Start of MATERIAL FOR THIS EXERCISE
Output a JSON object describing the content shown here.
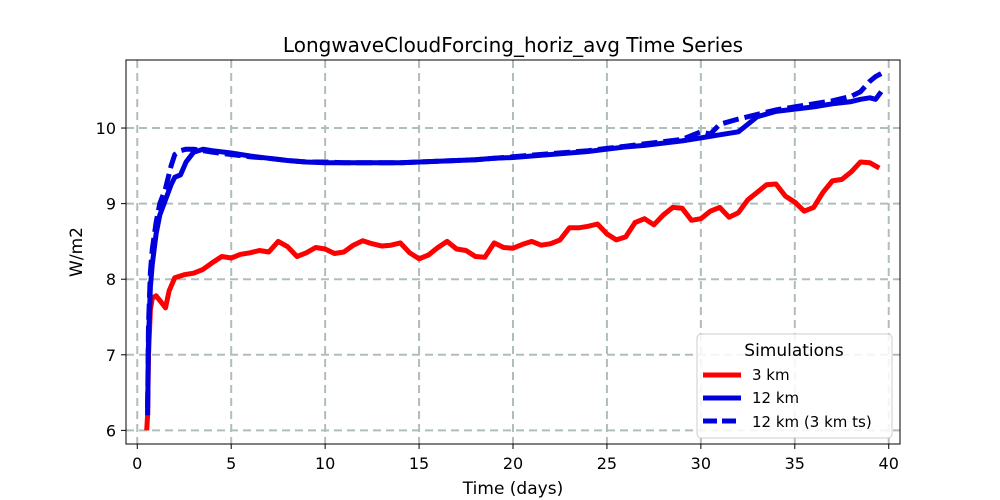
{
  "chart_data": {
    "type": "line",
    "title": "LongwaveCloudForcing_horiz_avg Time Series",
    "xlabel": "Time (days)",
    "ylabel": "W/m2",
    "xlim": [
      -0.6,
      40.6
    ],
    "ylim": [
      5.82,
      10.9
    ],
    "xticks": [
      0,
      5,
      10,
      15,
      20,
      25,
      30,
      35,
      40
    ],
    "yticks": [
      6,
      7,
      8,
      9,
      10
    ],
    "xtick_labels": [
      "0",
      "5",
      "10",
      "15",
      "20",
      "25",
      "30",
      "35",
      "40"
    ],
    "ytick_labels": [
      "6",
      "7",
      "8",
      "9",
      "10"
    ],
    "grid": true,
    "legend": {
      "title": "Simulations",
      "position": "lower-right"
    },
    "series": [
      {
        "name": "3 km",
        "color": "#ff0000",
        "style": "solid",
        "x": [
          0.5,
          0.55,
          0.6,
          0.7,
          0.8,
          1.0,
          1.2,
          1.5,
          1.7,
          2.0,
          2.5,
          3.0,
          3.5,
          4.0,
          4.5,
          5.0,
          5.5,
          6.0,
          6.5,
          7.0,
          7.5,
          8.0,
          8.5,
          9.0,
          9.5,
          10.0,
          10.5,
          11.0,
          11.5,
          12.0,
          12.5,
          13.0,
          13.5,
          14.0,
          14.5,
          15.0,
          15.5,
          16.0,
          16.5,
          17.0,
          17.5,
          18.0,
          18.5,
          19.0,
          19.5,
          20.0,
          20.5,
          21.0,
          21.5,
          22.0,
          22.5,
          23.0,
          23.5,
          24.0,
          24.5,
          25.0,
          25.5,
          26.0,
          26.5,
          27.0,
          27.5,
          28.0,
          28.5,
          29.0,
          29.5,
          30.0,
          30.5,
          31.0,
          31.5,
          32.0,
          32.5,
          33.0,
          33.5,
          34.0,
          34.5,
          35.0,
          35.5,
          36.0,
          36.5,
          37.0,
          37.5,
          38.0,
          38.5,
          39.0,
          39.5
        ],
        "y": [
          6.0,
          6.2,
          7.0,
          7.6,
          7.75,
          7.78,
          7.72,
          7.62,
          7.85,
          8.02,
          8.06,
          8.08,
          8.13,
          8.22,
          8.3,
          8.28,
          8.33,
          8.35,
          8.38,
          8.36,
          8.5,
          8.43,
          8.3,
          8.35,
          8.42,
          8.4,
          8.34,
          8.36,
          8.45,
          8.51,
          8.47,
          8.44,
          8.45,
          8.48,
          8.35,
          8.27,
          8.32,
          8.42,
          8.5,
          8.4,
          8.38,
          8.3,
          8.29,
          8.48,
          8.42,
          8.41,
          8.46,
          8.5,
          8.45,
          8.47,
          8.52,
          8.68,
          8.68,
          8.7,
          8.73,
          8.6,
          8.52,
          8.56,
          8.75,
          8.8,
          8.72,
          8.85,
          8.95,
          8.94,
          8.78,
          8.8,
          8.9,
          8.95,
          8.82,
          8.88,
          9.05,
          9.15,
          9.25,
          9.26,
          9.1,
          9.02,
          8.9,
          8.95,
          9.15,
          9.3,
          9.32,
          9.42,
          9.55,
          9.54,
          9.47
        ]
      },
      {
        "name": "12 km",
        "color": "#0000dd",
        "style": "solid",
        "x": [
          0.55,
          0.6,
          0.7,
          0.8,
          1.0,
          1.2,
          1.5,
          1.8,
          2.0,
          2.3,
          2.6,
          3.0,
          3.5,
          4.0,
          5.0,
          6.0,
          7.0,
          8.0,
          9.0,
          10.0,
          11.0,
          12.0,
          13.0,
          14.0,
          15.0,
          16.0,
          17.0,
          18.0,
          19.0,
          20.0,
          21.0,
          22.0,
          23.0,
          24.0,
          25.0,
          26.0,
          27.0,
          28.0,
          29.0,
          30.0,
          31.0,
          32.0,
          32.5,
          33.0,
          34.0,
          35.0,
          36.0,
          37.0,
          38.0,
          38.5,
          39.0,
          39.3,
          39.6
        ],
        "y": [
          6.2,
          7.2,
          7.9,
          8.2,
          8.6,
          8.85,
          9.05,
          9.25,
          9.35,
          9.38,
          9.55,
          9.68,
          9.72,
          9.7,
          9.67,
          9.63,
          9.6,
          9.57,
          9.55,
          9.54,
          9.54,
          9.54,
          9.54,
          9.54,
          9.55,
          9.56,
          9.57,
          9.58,
          9.6,
          9.61,
          9.63,
          9.65,
          9.67,
          9.69,
          9.72,
          9.75,
          9.77,
          9.8,
          9.83,
          9.87,
          9.91,
          9.95,
          10.05,
          10.15,
          10.22,
          10.25,
          10.28,
          10.32,
          10.35,
          10.38,
          10.4,
          10.38,
          10.48
        ]
      },
      {
        "name": "12 km (3 km ts)",
        "color": "#0000dd",
        "style": "dashed",
        "x": [
          0.55,
          0.6,
          0.7,
          0.8,
          1.0,
          1.2,
          1.5,
          1.8,
          2.0,
          2.3,
          2.6,
          3.0,
          3.5,
          4.0,
          5.0,
          6.0,
          7.0,
          8.0,
          9.0,
          10.0,
          11.0,
          12.0,
          13.0,
          14.0,
          15.0,
          16.0,
          17.0,
          18.0,
          19.0,
          20.0,
          21.0,
          22.0,
          23.0,
          24.0,
          25.0,
          26.0,
          27.0,
          28.0,
          29.0,
          29.5,
          30.0,
          30.5,
          31.0,
          32.0,
          33.0,
          34.0,
          35.0,
          36.0,
          37.0,
          38.0,
          38.5,
          39.0,
          39.3,
          39.6
        ],
        "y": [
          6.3,
          7.4,
          8.1,
          8.4,
          8.75,
          9.0,
          9.2,
          9.5,
          9.65,
          9.7,
          9.72,
          9.72,
          9.7,
          9.68,
          9.65,
          9.62,
          9.6,
          9.57,
          9.55,
          9.55,
          9.54,
          9.54,
          9.54,
          9.54,
          9.55,
          9.56,
          9.57,
          9.58,
          9.6,
          9.62,
          9.64,
          9.66,
          9.68,
          9.7,
          9.73,
          9.76,
          9.79,
          9.82,
          9.85,
          9.9,
          9.95,
          9.92,
          10.05,
          10.12,
          10.18,
          10.24,
          10.28,
          10.32,
          10.36,
          10.42,
          10.48,
          10.62,
          10.68,
          10.72
        ]
      }
    ]
  }
}
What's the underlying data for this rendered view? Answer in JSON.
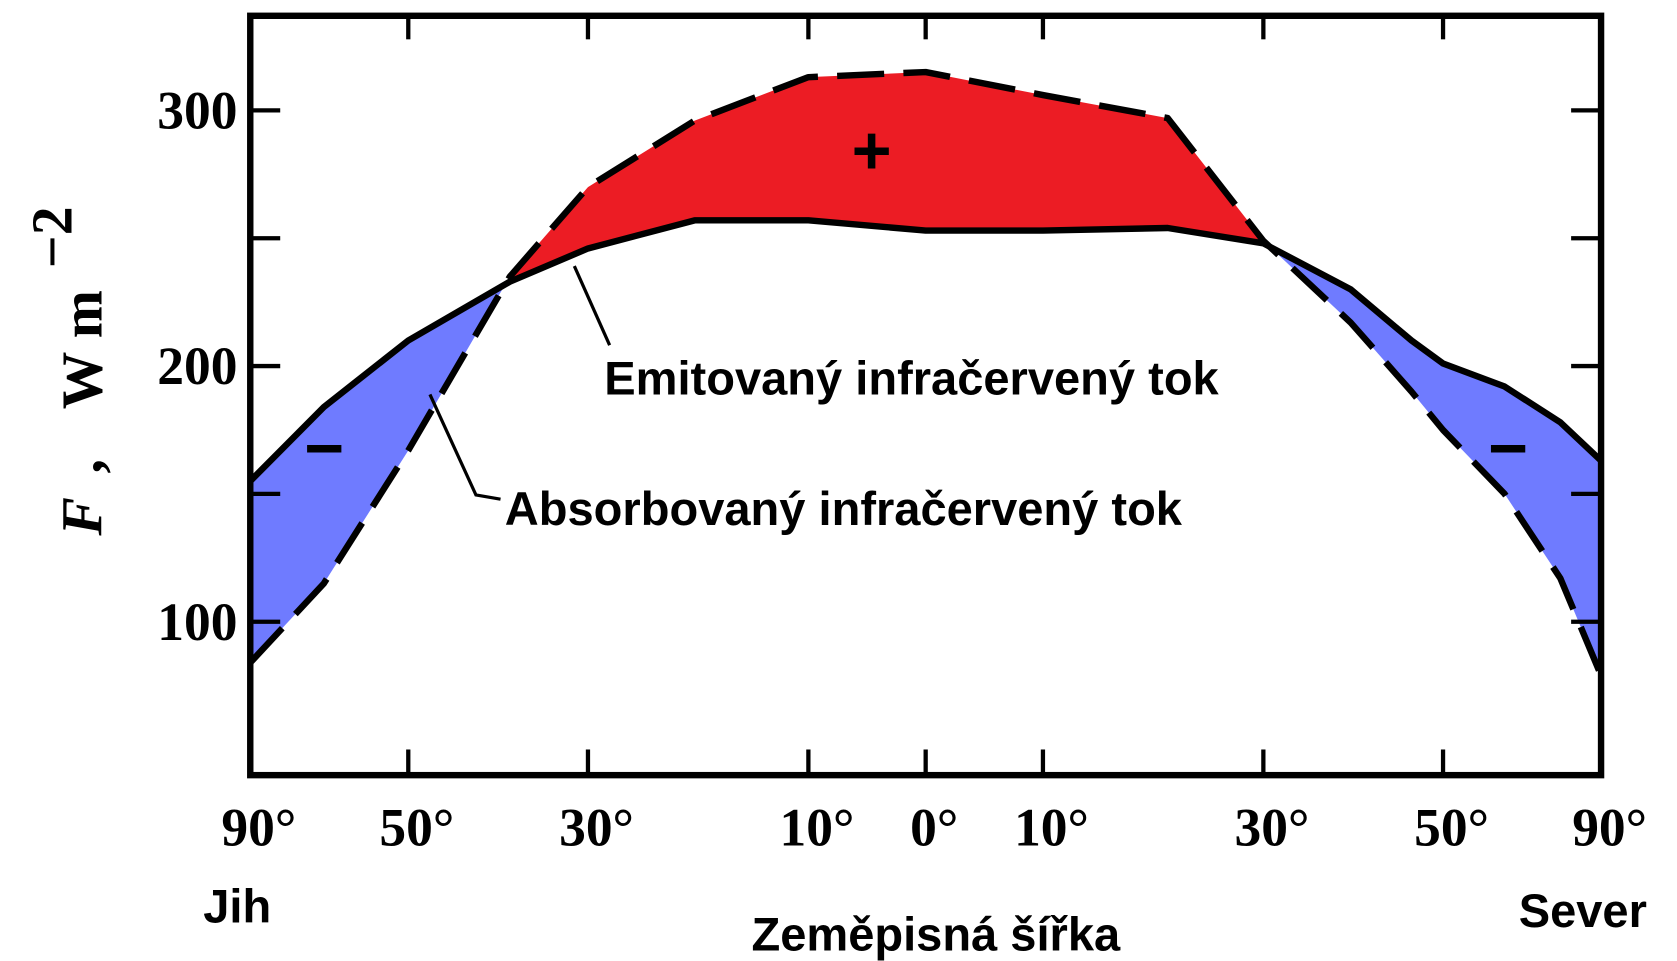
End of MATERIAL FOR THIS EXERCISE
▶ [EXERCISE PROMPT]: Give the count of lines in the data shown above that contain "Time", and nothing else.

▶ [FINISHED TASK]: 2